**What needs to be done:**
Reproduce the material below line for line without any changes, leaving out the pictures.

— start of Rows —

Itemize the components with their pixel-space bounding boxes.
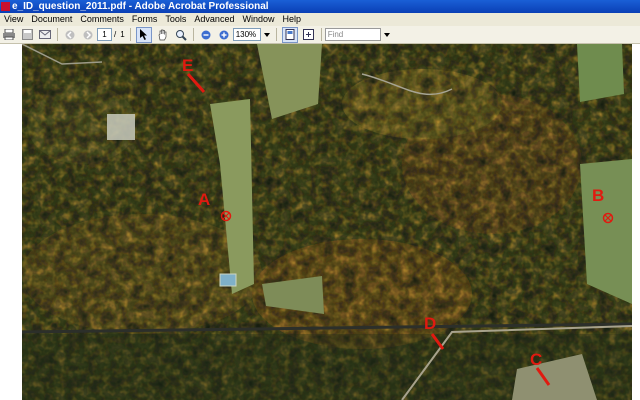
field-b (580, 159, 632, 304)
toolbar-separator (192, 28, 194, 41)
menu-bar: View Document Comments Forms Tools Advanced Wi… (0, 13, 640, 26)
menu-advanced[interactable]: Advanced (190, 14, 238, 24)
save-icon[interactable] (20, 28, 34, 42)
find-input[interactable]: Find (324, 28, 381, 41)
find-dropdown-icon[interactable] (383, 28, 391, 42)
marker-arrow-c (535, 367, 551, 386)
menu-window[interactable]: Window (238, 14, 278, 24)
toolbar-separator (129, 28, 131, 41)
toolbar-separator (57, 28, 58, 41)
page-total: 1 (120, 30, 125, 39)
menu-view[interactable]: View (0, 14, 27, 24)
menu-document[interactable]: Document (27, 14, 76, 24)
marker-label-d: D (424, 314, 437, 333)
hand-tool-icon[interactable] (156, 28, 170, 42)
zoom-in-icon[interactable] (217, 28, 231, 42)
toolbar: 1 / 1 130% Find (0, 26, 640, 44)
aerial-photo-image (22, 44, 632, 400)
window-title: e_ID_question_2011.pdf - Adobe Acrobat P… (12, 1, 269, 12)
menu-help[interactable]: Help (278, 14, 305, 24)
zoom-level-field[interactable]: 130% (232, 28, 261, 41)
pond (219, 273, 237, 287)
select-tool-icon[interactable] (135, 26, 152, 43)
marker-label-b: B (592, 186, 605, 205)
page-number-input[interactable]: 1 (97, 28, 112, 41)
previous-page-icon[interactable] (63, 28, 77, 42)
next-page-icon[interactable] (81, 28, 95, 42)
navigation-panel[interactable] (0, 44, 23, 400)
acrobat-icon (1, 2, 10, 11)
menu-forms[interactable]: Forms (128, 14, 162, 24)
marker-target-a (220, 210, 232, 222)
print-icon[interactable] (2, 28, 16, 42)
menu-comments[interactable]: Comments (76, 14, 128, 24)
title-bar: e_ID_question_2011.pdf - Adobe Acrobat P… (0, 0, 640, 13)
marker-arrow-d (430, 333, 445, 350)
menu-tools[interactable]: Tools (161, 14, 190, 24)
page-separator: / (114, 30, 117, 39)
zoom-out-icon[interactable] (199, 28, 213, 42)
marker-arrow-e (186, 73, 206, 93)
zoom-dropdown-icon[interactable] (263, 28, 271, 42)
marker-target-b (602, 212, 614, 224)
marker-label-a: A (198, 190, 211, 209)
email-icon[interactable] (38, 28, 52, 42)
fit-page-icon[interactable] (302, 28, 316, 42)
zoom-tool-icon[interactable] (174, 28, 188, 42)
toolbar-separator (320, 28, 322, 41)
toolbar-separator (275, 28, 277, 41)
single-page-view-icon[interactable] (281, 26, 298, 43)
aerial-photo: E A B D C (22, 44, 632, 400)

— end of Rows —

**Response below:**
Itemize the components with their pixel-space bounding boxes.
field-b (580, 159, 632, 304)
toolbar-separator (192, 28, 194, 41)
menu-bar: View Document Comments Forms Tools Advanced Wi… (0, 13, 640, 26)
menu-advanced[interactable]: Advanced (190, 14, 238, 24)
save-icon[interactable] (20, 28, 34, 42)
find-input[interactable]: Find (324, 28, 381, 41)
find-dropdown-icon[interactable] (383, 28, 391, 42)
marker-arrow-c (535, 367, 551, 386)
menu-window[interactable]: Window (238, 14, 278, 24)
toolbar-separator (129, 28, 131, 41)
toolbar-separator (57, 28, 58, 41)
page-total: 1 (120, 30, 125, 39)
menu-view[interactable]: View (0, 14, 27, 24)
menu-document[interactable]: Document (27, 14, 76, 24)
marker-label-d: D (424, 314, 437, 333)
hand-tool-icon[interactable] (156, 28, 170, 42)
zoom-in-icon[interactable] (217, 28, 231, 42)
toolbar: 1 / 1 130% Find (0, 26, 640, 44)
aerial-photo-image (22, 44, 632, 400)
window-title: e_ID_question_2011.pdf - Adobe Acrobat P… (12, 1, 269, 12)
menu-help[interactable]: Help (278, 14, 305, 24)
zoom-level-field[interactable]: 130% (232, 28, 261, 41)
pond (219, 273, 237, 287)
select-tool-icon[interactable] (135, 26, 152, 43)
marker-label-b: B (592, 186, 605, 205)
page-number-input[interactable]: 1 (97, 28, 112, 41)
previous-page-icon[interactable] (63, 28, 77, 42)
next-page-icon[interactable] (81, 28, 95, 42)
navigation-panel[interactable] (0, 44, 23, 400)
acrobat-icon (1, 2, 10, 11)
menu-forms[interactable]: Forms (128, 14, 162, 24)
marker-target-a (220, 210, 232, 222)
print-icon[interactable] (2, 28, 16, 42)
menu-comments[interactable]: Comments (76, 14, 128, 24)
title-bar: e_ID_question_2011.pdf - Adobe Acrobat P… (0, 0, 640, 13)
marker-arrow-d (430, 333, 445, 350)
menu-tools[interactable]: Tools (161, 14, 190, 24)
page-separator: / (114, 30, 117, 39)
zoom-out-icon[interactable] (199, 28, 213, 42)
marker-arrow-e (186, 73, 206, 93)
zoom-dropdown-icon[interactable] (263, 28, 271, 42)
marker-target-b (602, 212, 614, 224)
marker-label-a: A (198, 190, 211, 209)
email-icon[interactable] (38, 28, 52, 42)
fit-page-icon[interactable] (302, 28, 316, 42)
zoom-tool-icon[interactable] (174, 28, 188, 42)
toolbar-separator (320, 28, 322, 41)
toolbar-separator (275, 28, 277, 41)
single-page-view-icon[interactable] (281, 26, 298, 43)
aerial-photo: E A B D C (22, 44, 632, 400)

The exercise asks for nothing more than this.